INSTRUCTION »
Transcribe the listing verbatim. Do not carry over any pictures.

INPUT FOR THIS TASK »
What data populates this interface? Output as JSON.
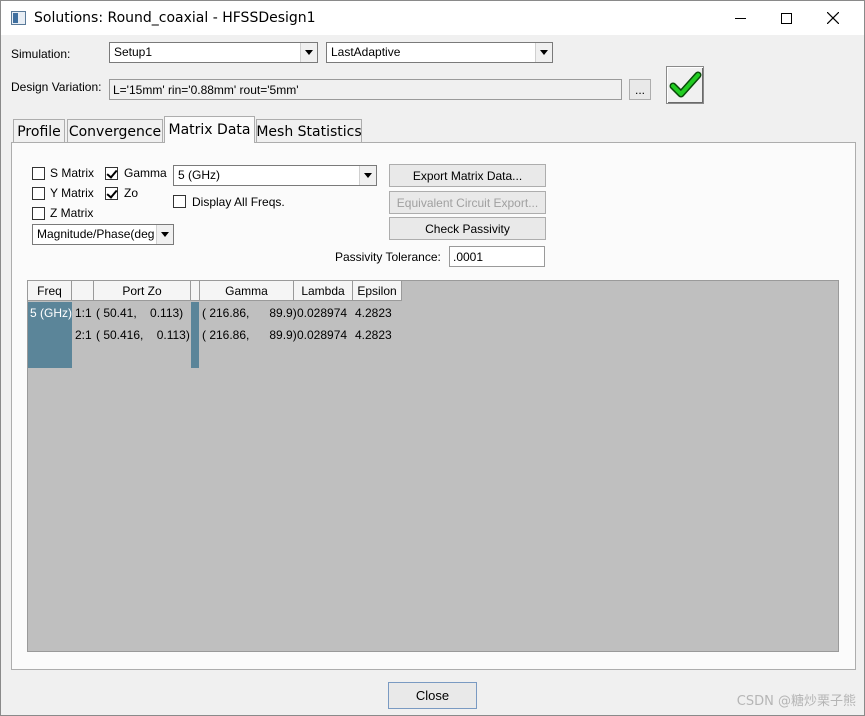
{
  "window": {
    "title": "Solutions: Round_coaxial - HFSSDesign1",
    "min_glyph": "—",
    "max_glyph": "☐",
    "close_glyph": "✕"
  },
  "simulation": {
    "label": "Simulation:",
    "setup_value": "Setup1",
    "pass_value": "LastAdaptive"
  },
  "design_variation": {
    "label": "Design Variation:",
    "value": "L='15mm' rin='0.88mm' rout='5mm'",
    "browse_label": "..."
  },
  "tabs": [
    {
      "label": "Profile"
    },
    {
      "label": "Convergence"
    },
    {
      "label": "Matrix Data"
    },
    {
      "label": "Mesh Statistics"
    }
  ],
  "active_tab": "Matrix Data",
  "matrix": {
    "s_matrix": {
      "label": "S Matrix",
      "checked": false
    },
    "y_matrix": {
      "label": "Y Matrix",
      "checked": false
    },
    "z_matrix": {
      "label": "Z Matrix",
      "checked": false
    },
    "gamma": {
      "label": "Gamma",
      "checked": true
    },
    "zo": {
      "label": "Zo",
      "checked": true
    },
    "display_all": {
      "label": "Display All Freqs.",
      "checked": false
    },
    "freq_value": "5 (GHz)",
    "format_value": "Magnitude/Phase(deg",
    "export_label": "Export Matrix Data...",
    "equiv_label": "Equivalent Circuit Export...",
    "passivity_label": "Check Passivity",
    "tolerance_label": "Passivity Tolerance:",
    "tolerance_value": ".0001"
  },
  "grid": {
    "headers": {
      "freq": "Freq",
      "port_zo": "Port Zo",
      "gamma": "Gamma",
      "lambda": "Lambda",
      "epsilon": "Epsilon"
    },
    "rows": [
      {
        "freq": "5 (GHz)",
        "port": "1:1",
        "zo": "( 50.41,    0.113)",
        "gamma": "( 216.86,      89.9)",
        "lambda": "0.028974",
        "epsilon": "4.2823"
      },
      {
        "freq": "",
        "port": "2:1",
        "zo": "( 50.416,    0.113)",
        "gamma": "( 216.86,      89.9)",
        "lambda": "0.028974",
        "epsilon": "4.2823"
      }
    ]
  },
  "close_label": "Close",
  "watermark": "CSDN @糖炒栗子熊",
  "colors": {
    "accent": "#5b8599",
    "check": "#22cc22"
  }
}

COMPLETED TASK »
What data populates this interface? Output as JSON.
{
  "window": {
    "title": "Solutions: Round_coaxial - HFSSDesign1",
    "min_glyph": "—",
    "max_glyph": "☐",
    "close_glyph": "✕"
  },
  "simulation": {
    "label": "Simulation:",
    "setup_value": "Setup1",
    "pass_value": "LastAdaptive"
  },
  "design_variation": {
    "label": "Design Variation:",
    "value": "L='15mm' rin='0.88mm' rout='5mm'",
    "browse_label": "..."
  },
  "tabs": [
    {
      "label": "Profile"
    },
    {
      "label": "Convergence"
    },
    {
      "label": "Matrix Data"
    },
    {
      "label": "Mesh Statistics"
    }
  ],
  "active_tab": "Matrix Data",
  "matrix": {
    "s_matrix": {
      "label": "S Matrix",
      "checked": false
    },
    "y_matrix": {
      "label": "Y Matrix",
      "checked": false
    },
    "z_matrix": {
      "label": "Z Matrix",
      "checked": false
    },
    "gamma": {
      "label": "Gamma",
      "checked": true
    },
    "zo": {
      "label": "Zo",
      "checked": true
    },
    "display_all": {
      "label": "Display All Freqs.",
      "checked": false
    },
    "freq_value": "5 (GHz)",
    "format_value": "Magnitude/Phase(deg",
    "export_label": "Export Matrix Data...",
    "equiv_label": "Equivalent Circuit Export...",
    "passivity_label": "Check Passivity",
    "tolerance_label": "Passivity Tolerance:",
    "tolerance_value": ".0001"
  },
  "grid": {
    "headers": {
      "freq": "Freq",
      "port_zo": "Port Zo",
      "gamma": "Gamma",
      "lambda": "Lambda",
      "epsilon": "Epsilon"
    },
    "rows": [
      {
        "freq": "5 (GHz)",
        "port": "1:1",
        "zo": "( 50.41,    0.113)",
        "gamma": "( 216.86,      89.9)",
        "lambda": "0.028974",
        "epsilon": "4.2823"
      },
      {
        "freq": "",
        "port": "2:1",
        "zo": "( 50.416,    0.113)",
        "gamma": "( 216.86,      89.9)",
        "lambda": "0.028974",
        "epsilon": "4.2823"
      }
    ]
  },
  "close_label": "Close",
  "watermark": "CSDN @糖炒栗子熊",
  "colors": {
    "accent": "#5b8599",
    "check": "#22cc22"
  }
}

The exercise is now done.